◆ **Work to complete**
Turn every line of the records below into a numbered list, leaving out any blank lines.

◆ **Records provided**
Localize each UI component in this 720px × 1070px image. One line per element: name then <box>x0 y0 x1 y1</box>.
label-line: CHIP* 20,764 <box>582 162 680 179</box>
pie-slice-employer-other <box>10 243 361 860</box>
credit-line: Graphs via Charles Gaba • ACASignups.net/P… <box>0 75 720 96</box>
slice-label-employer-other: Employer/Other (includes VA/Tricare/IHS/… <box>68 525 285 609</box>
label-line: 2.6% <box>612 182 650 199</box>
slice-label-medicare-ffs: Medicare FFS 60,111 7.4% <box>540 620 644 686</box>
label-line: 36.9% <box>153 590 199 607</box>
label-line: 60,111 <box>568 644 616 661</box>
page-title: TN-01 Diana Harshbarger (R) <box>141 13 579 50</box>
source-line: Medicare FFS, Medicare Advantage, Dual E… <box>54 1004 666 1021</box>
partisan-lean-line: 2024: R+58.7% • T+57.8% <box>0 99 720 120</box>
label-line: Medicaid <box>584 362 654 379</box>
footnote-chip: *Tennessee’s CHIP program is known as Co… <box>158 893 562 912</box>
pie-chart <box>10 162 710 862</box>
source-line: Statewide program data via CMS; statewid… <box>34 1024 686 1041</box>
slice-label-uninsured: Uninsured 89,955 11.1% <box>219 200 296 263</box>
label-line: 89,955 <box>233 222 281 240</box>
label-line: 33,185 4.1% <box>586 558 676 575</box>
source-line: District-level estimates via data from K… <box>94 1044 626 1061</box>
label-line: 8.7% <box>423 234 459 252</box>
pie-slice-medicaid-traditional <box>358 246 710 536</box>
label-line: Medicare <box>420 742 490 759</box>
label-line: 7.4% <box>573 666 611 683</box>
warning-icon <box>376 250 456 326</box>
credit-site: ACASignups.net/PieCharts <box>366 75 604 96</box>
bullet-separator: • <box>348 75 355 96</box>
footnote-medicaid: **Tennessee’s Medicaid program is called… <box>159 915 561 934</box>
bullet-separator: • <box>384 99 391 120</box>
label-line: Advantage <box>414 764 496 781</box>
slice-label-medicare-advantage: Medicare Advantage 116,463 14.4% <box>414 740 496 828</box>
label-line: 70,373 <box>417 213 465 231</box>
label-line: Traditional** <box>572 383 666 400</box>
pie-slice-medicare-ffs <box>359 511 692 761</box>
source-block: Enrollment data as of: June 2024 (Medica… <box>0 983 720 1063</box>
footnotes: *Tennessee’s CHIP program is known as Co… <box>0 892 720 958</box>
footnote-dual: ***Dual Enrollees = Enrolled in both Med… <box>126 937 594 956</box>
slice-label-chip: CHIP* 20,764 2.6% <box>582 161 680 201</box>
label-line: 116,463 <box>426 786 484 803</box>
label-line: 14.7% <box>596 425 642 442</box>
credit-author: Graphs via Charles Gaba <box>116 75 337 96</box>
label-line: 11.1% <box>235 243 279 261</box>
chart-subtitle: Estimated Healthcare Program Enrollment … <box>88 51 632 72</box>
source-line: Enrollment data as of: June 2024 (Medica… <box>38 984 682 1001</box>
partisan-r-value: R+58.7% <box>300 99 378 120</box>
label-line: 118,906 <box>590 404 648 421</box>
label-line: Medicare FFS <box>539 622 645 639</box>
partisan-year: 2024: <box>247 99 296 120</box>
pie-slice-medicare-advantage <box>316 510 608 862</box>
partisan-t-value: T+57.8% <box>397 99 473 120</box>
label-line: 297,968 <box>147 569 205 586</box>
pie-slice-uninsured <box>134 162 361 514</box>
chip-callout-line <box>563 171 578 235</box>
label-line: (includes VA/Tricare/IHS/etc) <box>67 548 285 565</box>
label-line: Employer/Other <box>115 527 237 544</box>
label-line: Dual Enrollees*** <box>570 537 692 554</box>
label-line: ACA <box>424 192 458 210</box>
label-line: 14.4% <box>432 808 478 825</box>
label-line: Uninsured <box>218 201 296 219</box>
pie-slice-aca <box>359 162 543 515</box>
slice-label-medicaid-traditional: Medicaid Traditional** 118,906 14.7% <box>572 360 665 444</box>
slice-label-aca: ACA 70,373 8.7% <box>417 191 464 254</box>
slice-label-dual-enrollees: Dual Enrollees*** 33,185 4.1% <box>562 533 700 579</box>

◆ **Answer below**
1. Localize each UI component in this 720px × 1070px image. One line per element: name then <box>x0 y0 x1 y1</box>.
2. label-line: CHIP* 20,764 <box>582 162 680 179</box>
3. pie-slice-employer-other <box>10 243 361 860</box>
4. credit-line: Graphs via Charles Gaba • ACASignups.net/P… <box>0 75 720 96</box>
5. slice-label-employer-other: Employer/Other (includes VA/Tricare/IHS/… <box>68 525 285 609</box>
6. label-line: 2.6% <box>612 182 650 199</box>
7. slice-label-medicare-ffs: Medicare FFS 60,111 7.4% <box>540 620 644 686</box>
8. label-line: 36.9% <box>153 590 199 607</box>
9. label-line: 60,111 <box>568 644 616 661</box>
10. page-title: TN-01 Diana Harshbarger (R) <box>141 13 579 50</box>
11. source-line: Medicare FFS, Medicare Advantage, Dual E… <box>54 1004 666 1021</box>
12. partisan-lean-line: 2024: R+58.7% • T+57.8% <box>0 99 720 120</box>
13. label-line: Medicaid <box>584 362 654 379</box>
14. footnote-chip: *Tennessee’s CHIP program is known as Co… <box>158 893 562 912</box>
15. pie-chart <box>10 162 710 862</box>
16. source-line: Statewide program data via CMS; statewid… <box>34 1024 686 1041</box>
17. slice-label-uninsured: Uninsured 89,955 11.1% <box>219 200 296 263</box>
18. label-line: 89,955 <box>233 222 281 240</box>
19. label-line: 33,185 4.1% <box>586 558 676 575</box>
20. source-line: District-level estimates via data from K… <box>94 1044 626 1061</box>
21. label-line: 8.7% <box>423 234 459 252</box>
22. pie-slice-medicaid-traditional <box>358 246 710 536</box>
23. label-line: Medicare <box>420 742 490 759</box>
24. label-line: 7.4% <box>573 666 611 683</box>
25. warning-icon <box>376 250 456 326</box>
26. credit-site: ACASignups.net/PieCharts <box>366 75 604 96</box>
27. bullet-separator: • <box>348 75 355 96</box>
28. footnote-medicaid: **Tennessee’s Medicaid program is called… <box>159 915 561 934</box>
29. bullet-separator: • <box>384 99 391 120</box>
30. label-line: Advantage <box>414 764 496 781</box>
31. slice-label-medicare-advantage: Medicare Advantage 116,463 14.4% <box>414 740 496 828</box>
32. label-line: 70,373 <box>417 213 465 231</box>
33. label-line: Traditional** <box>572 383 666 400</box>
34. pie-slice-medicare-ffs <box>359 511 692 761</box>
35. source-block: Enrollment data as of: June 2024 (Medica… <box>0 983 720 1063</box>
36. footnotes: *Tennessee’s CHIP program is known as Co… <box>0 892 720 958</box>
37. footnote-dual: ***Dual Enrollees = Enrolled in both Med… <box>126 937 594 956</box>
38. slice-label-chip: CHIP* 20,764 2.6% <box>582 161 680 201</box>
39. label-line: 116,463 <box>426 786 484 803</box>
40. label-line: 14.7% <box>596 425 642 442</box>
41. credit-author: Graphs via Charles Gaba <box>116 75 337 96</box>
42. label-line: 11.1% <box>235 243 279 261</box>
43. chart-subtitle: Estimated Healthcare Program Enrollment … <box>88 51 632 72</box>
44. source-line: Enrollment data as of: June 2024 (Medica… <box>38 984 682 1001</box>
45. partisan-r-value: R+58.7% <box>300 99 378 120</box>
46. label-line: 118,906 <box>590 404 648 421</box>
47. label-line: Medicare FFS <box>539 622 645 639</box>
48. partisan-year: 2024: <box>247 99 296 120</box>
49. pie-slice-medicare-advantage <box>316 510 608 862</box>
50. partisan-t-value: T+57.8% <box>397 99 473 120</box>
51. label-line: 297,968 <box>147 569 205 586</box>
52. pie-slice-uninsured <box>134 162 361 514</box>
53. chip-callout-line <box>563 171 578 235</box>
54. label-line: (includes VA/Tricare/IHS/etc) <box>67 548 285 565</box>
55. label-line: Employer/Other <box>115 527 237 544</box>
56. label-line: Dual Enrollees*** <box>570 537 692 554</box>
57. label-line: ACA <box>424 192 458 210</box>
58. label-line: 14.4% <box>432 808 478 825</box>
59. label-line: Uninsured <box>218 201 296 219</box>
60. pie-slice-aca <box>359 162 543 515</box>
61. slice-label-medicaid-traditional: Medicaid Traditional** 118,906 14.7% <box>572 360 665 444</box>
62. slice-label-aca: ACA 70,373 8.7% <box>417 191 464 254</box>
63. slice-label-dual-enrollees: Dual Enrollees*** 33,185 4.1% <box>562 533 700 579</box>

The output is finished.